What you will do:
Each line below with the word "demselbigen" needs to be copied.

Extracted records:

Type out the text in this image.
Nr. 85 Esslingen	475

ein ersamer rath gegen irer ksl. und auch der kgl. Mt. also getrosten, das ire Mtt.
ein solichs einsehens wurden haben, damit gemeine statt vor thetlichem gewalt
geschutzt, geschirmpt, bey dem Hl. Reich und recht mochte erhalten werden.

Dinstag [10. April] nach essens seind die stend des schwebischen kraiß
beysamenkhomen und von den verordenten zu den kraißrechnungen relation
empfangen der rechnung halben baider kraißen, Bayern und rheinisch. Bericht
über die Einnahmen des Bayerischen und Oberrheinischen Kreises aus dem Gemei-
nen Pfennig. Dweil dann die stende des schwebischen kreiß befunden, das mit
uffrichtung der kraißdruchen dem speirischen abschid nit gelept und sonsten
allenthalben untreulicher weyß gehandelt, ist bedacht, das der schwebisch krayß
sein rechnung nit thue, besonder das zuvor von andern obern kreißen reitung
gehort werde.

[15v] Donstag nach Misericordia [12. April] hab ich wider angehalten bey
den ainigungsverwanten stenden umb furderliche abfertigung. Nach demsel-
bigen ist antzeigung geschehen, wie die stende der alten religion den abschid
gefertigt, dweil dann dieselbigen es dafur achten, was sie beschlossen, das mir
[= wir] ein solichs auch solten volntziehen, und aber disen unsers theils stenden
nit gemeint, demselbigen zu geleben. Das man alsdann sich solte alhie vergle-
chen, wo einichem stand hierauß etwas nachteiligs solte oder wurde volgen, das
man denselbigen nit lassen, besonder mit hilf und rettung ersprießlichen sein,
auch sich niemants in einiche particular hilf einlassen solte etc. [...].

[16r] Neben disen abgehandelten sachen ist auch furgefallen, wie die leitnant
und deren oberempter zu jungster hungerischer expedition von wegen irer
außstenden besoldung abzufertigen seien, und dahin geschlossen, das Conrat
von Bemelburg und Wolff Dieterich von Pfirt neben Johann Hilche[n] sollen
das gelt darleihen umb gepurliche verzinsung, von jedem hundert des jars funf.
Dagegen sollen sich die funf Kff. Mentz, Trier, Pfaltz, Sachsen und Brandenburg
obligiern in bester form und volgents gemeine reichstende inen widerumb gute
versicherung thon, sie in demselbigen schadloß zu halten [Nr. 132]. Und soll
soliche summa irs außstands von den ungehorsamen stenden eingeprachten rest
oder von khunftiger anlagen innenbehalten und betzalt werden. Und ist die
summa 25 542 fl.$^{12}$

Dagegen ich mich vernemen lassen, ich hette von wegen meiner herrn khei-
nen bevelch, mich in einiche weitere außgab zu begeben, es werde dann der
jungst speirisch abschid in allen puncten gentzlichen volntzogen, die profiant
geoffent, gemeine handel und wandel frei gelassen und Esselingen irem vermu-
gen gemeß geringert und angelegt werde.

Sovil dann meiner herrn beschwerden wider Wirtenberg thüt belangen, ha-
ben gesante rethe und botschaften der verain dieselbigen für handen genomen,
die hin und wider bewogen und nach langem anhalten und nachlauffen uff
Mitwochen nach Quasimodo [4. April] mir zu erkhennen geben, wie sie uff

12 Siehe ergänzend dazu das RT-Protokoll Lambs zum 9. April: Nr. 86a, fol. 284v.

Result of this exercise:
nit gemeint, demselbigen zu geleben. Das man alsdann sich solte alhie vergle-
versicherung thon, sie in demselbigen schadloß zu halten [Nr. 132]. Und soll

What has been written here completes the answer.